BRIEF
All lines from the one with "Give me the" to the end need to be copied exactly, with nothing before them.

EXERCISE MATERIALS
--- --- ---

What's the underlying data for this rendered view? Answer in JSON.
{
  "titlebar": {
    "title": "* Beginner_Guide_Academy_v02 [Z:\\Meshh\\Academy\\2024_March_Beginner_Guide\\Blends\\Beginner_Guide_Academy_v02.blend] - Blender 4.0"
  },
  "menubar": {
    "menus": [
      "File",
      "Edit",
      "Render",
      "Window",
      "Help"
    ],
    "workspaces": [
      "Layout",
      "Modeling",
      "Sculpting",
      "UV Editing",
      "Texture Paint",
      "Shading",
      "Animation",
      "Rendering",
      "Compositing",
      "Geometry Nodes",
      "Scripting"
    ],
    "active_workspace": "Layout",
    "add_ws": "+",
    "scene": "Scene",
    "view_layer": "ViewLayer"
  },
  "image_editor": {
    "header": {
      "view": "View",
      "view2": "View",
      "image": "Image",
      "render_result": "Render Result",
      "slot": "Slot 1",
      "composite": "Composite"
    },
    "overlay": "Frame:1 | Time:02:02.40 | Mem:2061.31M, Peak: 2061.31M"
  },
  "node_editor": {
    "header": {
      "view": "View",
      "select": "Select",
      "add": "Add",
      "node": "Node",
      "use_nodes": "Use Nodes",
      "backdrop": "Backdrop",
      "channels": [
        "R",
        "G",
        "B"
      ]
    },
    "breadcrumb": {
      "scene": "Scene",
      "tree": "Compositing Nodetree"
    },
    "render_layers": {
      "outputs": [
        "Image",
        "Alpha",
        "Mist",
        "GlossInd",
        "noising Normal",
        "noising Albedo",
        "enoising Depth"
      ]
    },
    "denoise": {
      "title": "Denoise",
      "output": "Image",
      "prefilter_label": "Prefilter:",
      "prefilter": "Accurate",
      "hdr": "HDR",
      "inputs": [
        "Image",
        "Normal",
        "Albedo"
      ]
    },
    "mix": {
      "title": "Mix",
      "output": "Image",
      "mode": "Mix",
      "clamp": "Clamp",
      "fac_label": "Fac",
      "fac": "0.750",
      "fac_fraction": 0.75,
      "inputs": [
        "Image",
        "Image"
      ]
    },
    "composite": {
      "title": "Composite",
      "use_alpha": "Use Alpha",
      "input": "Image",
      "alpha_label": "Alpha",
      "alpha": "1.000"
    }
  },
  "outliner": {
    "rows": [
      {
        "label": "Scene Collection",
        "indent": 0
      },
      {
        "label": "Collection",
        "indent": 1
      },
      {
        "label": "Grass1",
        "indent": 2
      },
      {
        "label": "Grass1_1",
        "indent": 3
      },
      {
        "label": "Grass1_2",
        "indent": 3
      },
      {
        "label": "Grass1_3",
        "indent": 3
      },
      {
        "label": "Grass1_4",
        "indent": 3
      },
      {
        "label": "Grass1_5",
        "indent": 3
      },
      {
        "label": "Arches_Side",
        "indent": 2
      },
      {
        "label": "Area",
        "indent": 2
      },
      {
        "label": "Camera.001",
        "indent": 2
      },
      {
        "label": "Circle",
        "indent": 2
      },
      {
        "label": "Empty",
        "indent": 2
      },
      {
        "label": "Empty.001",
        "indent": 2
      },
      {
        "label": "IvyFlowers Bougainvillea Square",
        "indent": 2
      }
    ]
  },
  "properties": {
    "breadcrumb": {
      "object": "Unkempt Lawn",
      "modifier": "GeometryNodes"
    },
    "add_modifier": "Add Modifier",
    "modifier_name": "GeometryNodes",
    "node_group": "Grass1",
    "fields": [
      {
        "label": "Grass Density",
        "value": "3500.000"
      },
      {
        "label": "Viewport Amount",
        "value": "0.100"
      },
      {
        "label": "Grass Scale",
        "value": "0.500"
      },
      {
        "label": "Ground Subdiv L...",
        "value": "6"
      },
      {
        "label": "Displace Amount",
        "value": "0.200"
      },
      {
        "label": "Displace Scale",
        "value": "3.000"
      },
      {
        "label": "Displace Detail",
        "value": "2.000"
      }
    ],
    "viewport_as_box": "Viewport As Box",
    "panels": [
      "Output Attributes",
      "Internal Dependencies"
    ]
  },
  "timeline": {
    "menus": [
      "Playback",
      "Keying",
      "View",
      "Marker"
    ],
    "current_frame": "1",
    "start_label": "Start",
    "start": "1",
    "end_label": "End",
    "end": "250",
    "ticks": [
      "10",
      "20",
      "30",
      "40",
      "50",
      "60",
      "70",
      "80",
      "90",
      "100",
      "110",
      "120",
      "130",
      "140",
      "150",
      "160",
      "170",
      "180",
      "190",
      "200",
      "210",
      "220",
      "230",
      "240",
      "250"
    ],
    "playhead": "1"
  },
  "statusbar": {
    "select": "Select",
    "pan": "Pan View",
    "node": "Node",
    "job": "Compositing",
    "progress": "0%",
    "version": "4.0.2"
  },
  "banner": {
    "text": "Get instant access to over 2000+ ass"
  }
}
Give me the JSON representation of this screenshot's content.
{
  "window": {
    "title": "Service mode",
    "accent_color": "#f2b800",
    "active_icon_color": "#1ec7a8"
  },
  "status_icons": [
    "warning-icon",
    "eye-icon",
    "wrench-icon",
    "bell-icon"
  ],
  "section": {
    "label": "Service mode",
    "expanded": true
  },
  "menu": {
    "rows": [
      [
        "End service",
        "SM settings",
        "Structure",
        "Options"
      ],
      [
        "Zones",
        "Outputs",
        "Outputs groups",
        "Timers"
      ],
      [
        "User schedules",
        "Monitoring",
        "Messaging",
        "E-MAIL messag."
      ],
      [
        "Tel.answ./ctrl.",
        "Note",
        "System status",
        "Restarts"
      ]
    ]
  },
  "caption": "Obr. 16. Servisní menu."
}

--- --- ---

THE COMPLETED TASK
Give me the JSON representation of this screenshot's content.
{
  "window": {
    "title": "Service mode",
    "accent_color": "#f2b800",
    "active_icon_color": "#1ec7a8"
  },
  "status_icons": [
    "warning-icon",
    "eye-icon",
    "wrench-icon",
    "bell-icon"
  ],
  "section": {
    "label": "Service mode",
    "expanded": true
  },
  "menu": {
    "rows": [
      [
        "End service",
        "SM settings",
        "Structure",
        "Options"
      ],
      [
        "Zones",
        "Outputs",
        "Outputs groups",
        "Timers"
      ],
      [
        "User schedules",
        "Monitoring",
        "Messaging",
        "E-MAIL messag."
      ],
      [
        "Tel.answ./ctrl.",
        "Note",
        "System status",
        "Restarts"
      ]
    ]
  },
  "caption": "Obr. 16. Servisní menu."
}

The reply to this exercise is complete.